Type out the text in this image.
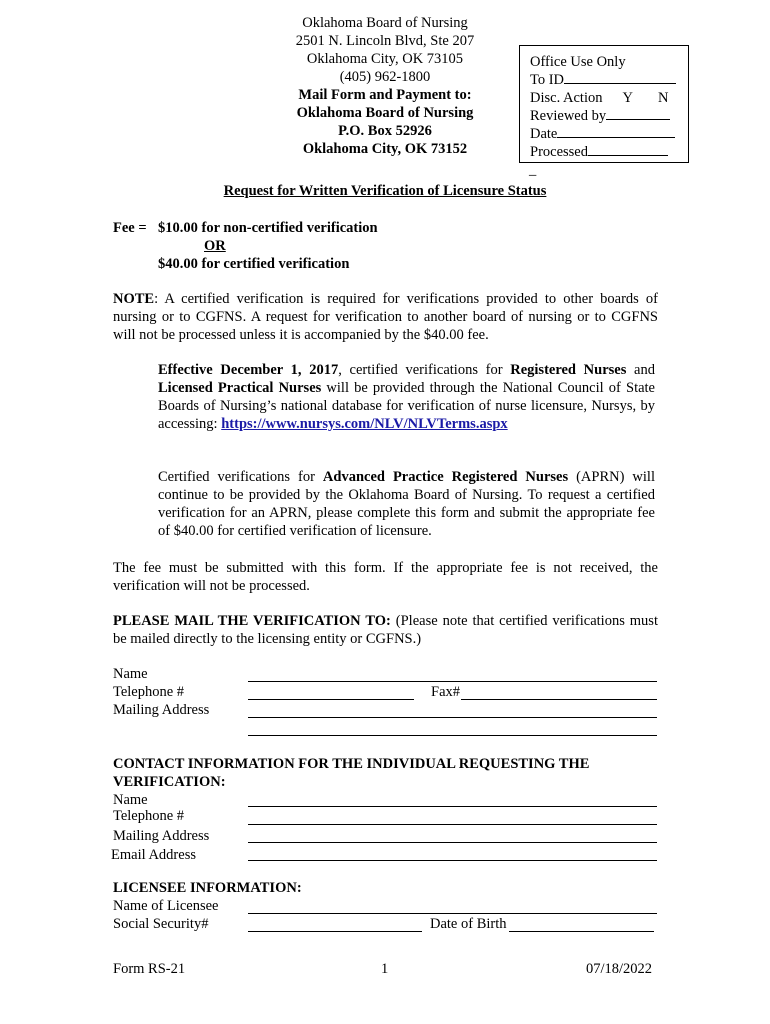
Oklahoma Board of Nursing
2501 N. Lincoln Blvd, Ste 207
Oklahoma City, OK 73105
(405) 962-1800
Mail Form and Payment to:
Oklahoma Board of Nursing
P.O. Box 52926
Oklahoma City, OK 73152
Office Use Only
To ID
Disc. Action Y N
Reviewed by
Date
Processed
_
Request for Written Verification of Licensure Status
Fee = $10.00 for non-certified verification
OR
$40.00 for certified verification
NOTE: A certified verification is required for verifications provided to other boards of nursing or to CGFNS. A request for verification to another board of nursing or to CGFNS will not be processed unless it is accompanied by the $40.00 fee.
Effective December 1, 2017, certified verifications for Registered Nurses and Licensed Practical Nurses will be provided through the National Council of State Boards of Nursing’s national database for verification of nurse licensure, Nursys, by accessing: https://www.nursys.com/NLV/NLVTerms.aspx
Certified verifications for Advanced Practice Registered Nurses (APRN) will continue to be provided by the Oklahoma Board of Nursing. To request a certified verification for an APRN, please complete this form and submit the appropriate fee of $40.00 for certified verification of licensure.
The fee must be submitted with this form. If the appropriate fee is not received, the verification will not be processed.
PLEASE MAIL THE VERIFICATION TO: (Please note that certified verifications must be mailed directly to the licensing entity or CGFNS.)
Name
Telephone #	Fax#
Mailing Address
CONTACT INFORMATION FOR THE INDIVIDUAL REQUESTING THE VERIFICATION:
Name
Telephone #
Mailing Address
Email Address
LICENSEE INFORMATION:
Name of Licensee
Social Security#	Date of Birth
Form RS-21	1	07/18/2022
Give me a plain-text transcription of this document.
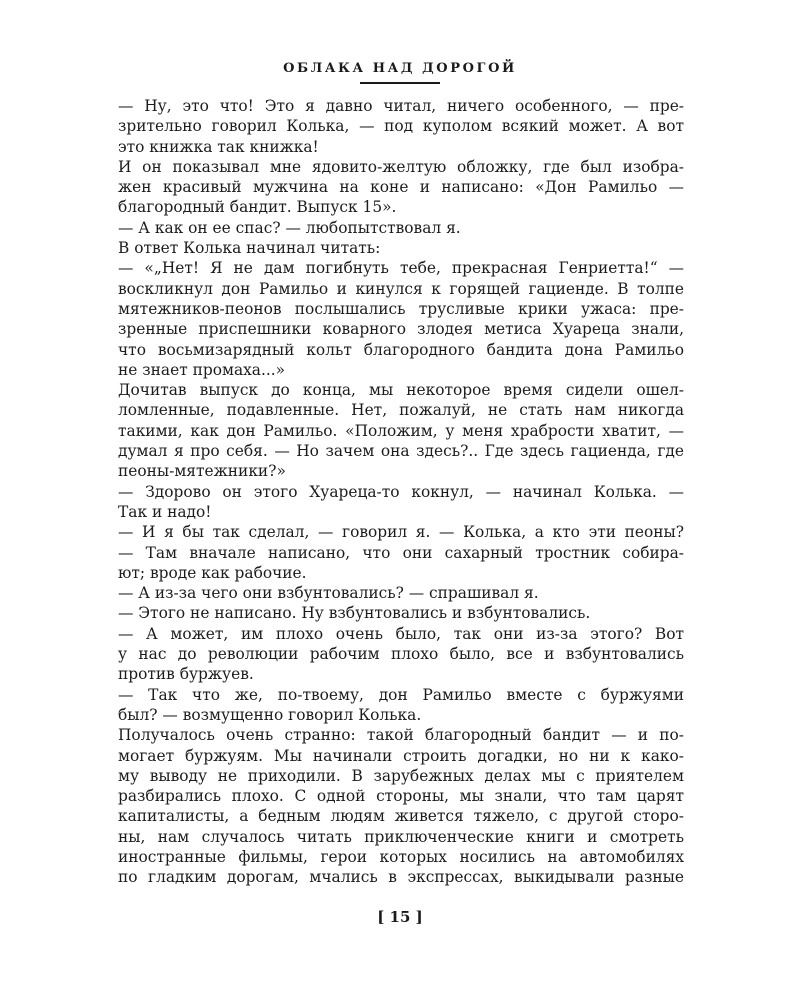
ОБЛАКА НАД ДОРОГОЙ
— Ну, это что! Это я давно читал, ничего особенного, — пре-
зрительно говорил Колька, — под куполом всякий может. А вот
это книжка так книжка!
И он показывал мне ядовито-желтую обложку, где был изобра-
жен красивый мужчина на коне и написано: «Дон Рамильо —
благородный бандит. Выпуск 15».
— А как он ее спас? — любопытствовал я.
В ответ Колька начинал читать:
— «„Нет! Я не дам погибнуть тебе, прекрасная Генриетта!“ —
воскликнул дон Рамильо и кинулся к горящей гациенде. В толпе
мятежников-пеонов послышались трусливые крики ужаса: пре-
зренные приспешники коварного злодея метиса Хуареца знали,
что восьмизарядный кольт благородного бандита дона Рамильо
не знает промаха...»
Дочитав выпуск до конца, мы некоторое время сидели ошел-
ломленные, подавленные. Нет, пожалуй, не стать нам никогда
такими, как дон Рамильо. «Положим, у меня храбрости хватит, —
думал я про себя. — Но зачем она здесь?.. Где здесь гациенда, где
пеоны-мятежники?»
— Здорово он этого Хуареца-то кокнул, — начинал Колька. —
Так и надо!
— И я бы так сделал, — говорил я. — Колька, а кто эти пеоны?
— Там вначале написано, что они сахарный тростник собира-
ют; вроде как рабочие.
— А из-за чего они взбунтовались? — спрашивал я.
— Этого не написано. Ну взбунтовались и взбунтовались.
— А может, им плохо очень было, так они из-за этого? Вот
у нас до революции рабочим плохо было, все и взбунтовались
против буржуев.
— Так что же, по-твоему, дон Рамильо вместе с буржуями
был? — возмущенно говорил Колька.
Получалось очень странно: такой благородный бандит — и по-
могает буржуям. Мы начинали строить догадки, но ни к како-
му выводу не приходили. В зарубежных делах мы с приятелем
разбирались плохо. С одной стороны, мы знали, что там царят
капиталисты, а бедным людям живется тяжело, с другой сторо-
ны, нам случалось читать приключенческие книги и смотреть
иностранные фильмы, герои которых носились на автомобилях
по гладким дорогам, мчались в экспрессах, выкидывали разные
[ 15 ]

* **SHORT TASK**: Find every line in the records above that contains the word "Oklahoma", and copy each one.

* **WRITTEN RESPONSE**:
Oklahoma Board of Nursing
Oklahoma City, OK 73105
Oklahoma Board of Nursing
Oklahoma City, OK 73152
Certified verifications for Advanced Practice Registered Nurses (APRN) will continue to be provided by the Oklahoma Board of Nursing. To request a certified verification for an APRN, please complete this form and submit the appropriate fee of $40.00 for certified verification of licensure.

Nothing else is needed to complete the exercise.